--- begin THE DATA ---
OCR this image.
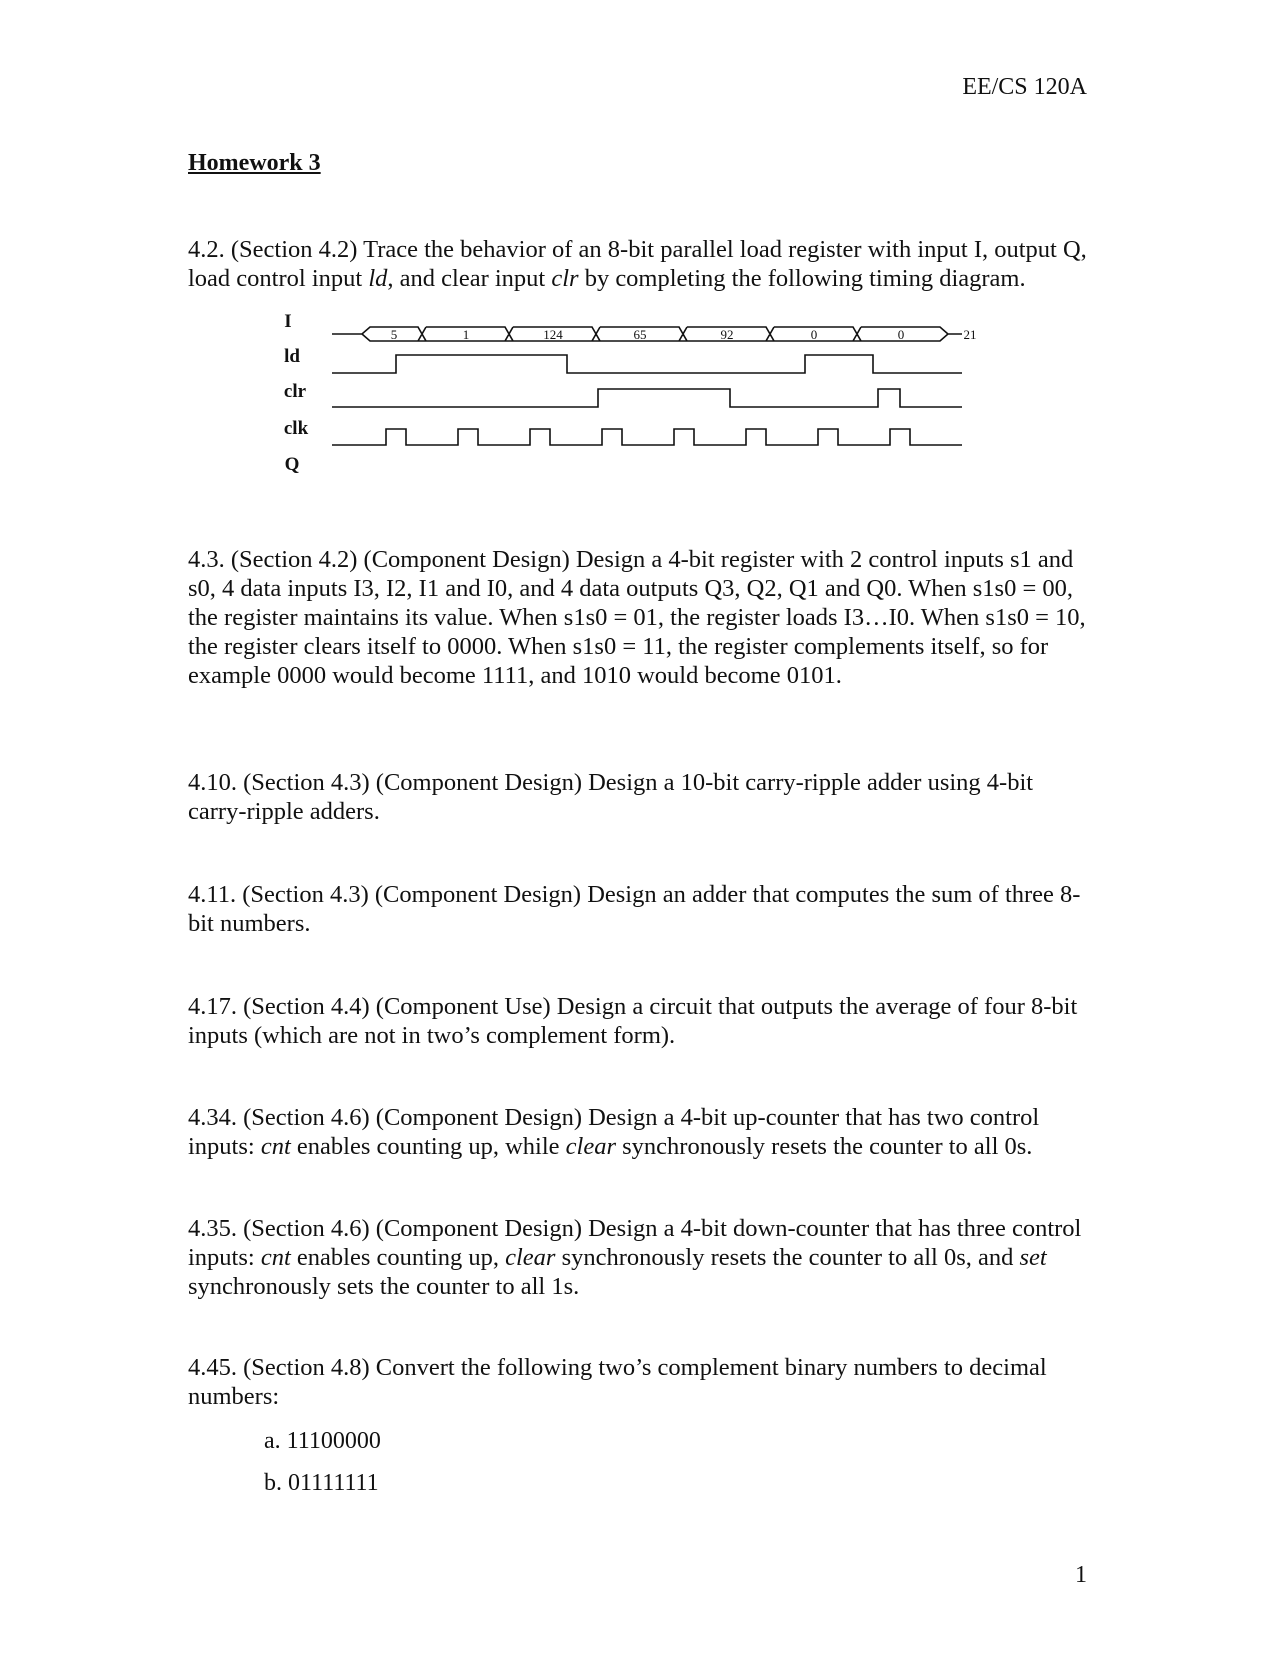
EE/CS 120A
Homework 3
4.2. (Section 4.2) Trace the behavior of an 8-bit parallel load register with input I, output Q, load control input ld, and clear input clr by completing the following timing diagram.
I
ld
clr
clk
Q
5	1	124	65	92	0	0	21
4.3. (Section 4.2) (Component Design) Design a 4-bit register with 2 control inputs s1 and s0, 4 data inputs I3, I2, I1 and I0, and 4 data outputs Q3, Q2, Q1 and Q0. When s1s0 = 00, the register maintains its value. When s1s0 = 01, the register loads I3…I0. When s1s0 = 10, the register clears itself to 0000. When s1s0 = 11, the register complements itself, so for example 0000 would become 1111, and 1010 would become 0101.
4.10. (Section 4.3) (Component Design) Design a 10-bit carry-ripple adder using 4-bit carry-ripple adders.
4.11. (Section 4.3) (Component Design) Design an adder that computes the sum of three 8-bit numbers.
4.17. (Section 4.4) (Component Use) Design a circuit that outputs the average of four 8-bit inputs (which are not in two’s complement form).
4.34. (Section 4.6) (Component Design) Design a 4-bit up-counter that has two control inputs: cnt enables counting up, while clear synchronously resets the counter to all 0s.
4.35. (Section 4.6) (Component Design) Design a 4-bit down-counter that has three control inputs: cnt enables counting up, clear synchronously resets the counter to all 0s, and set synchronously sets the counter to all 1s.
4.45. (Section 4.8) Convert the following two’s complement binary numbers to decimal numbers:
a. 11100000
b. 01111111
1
--- end THE DATA ---
WORK TO DO :: Select every line in the material above where the string "counting" occurs, and copy it.

RESPONSE ::
4.34. (Section 4.6) (Component Design) Design a 4-bit up-counter that has two control inputs: cnt enables counting up, while clear synchronously resets the counter to all 0s.
4.35. (Section 4.6) (Component Design) Design a 4-bit down-counter that has three control inputs: cnt enables counting up, clear synchronously resets the counter to all 0s, and set synchronously sets the counter to all 1s.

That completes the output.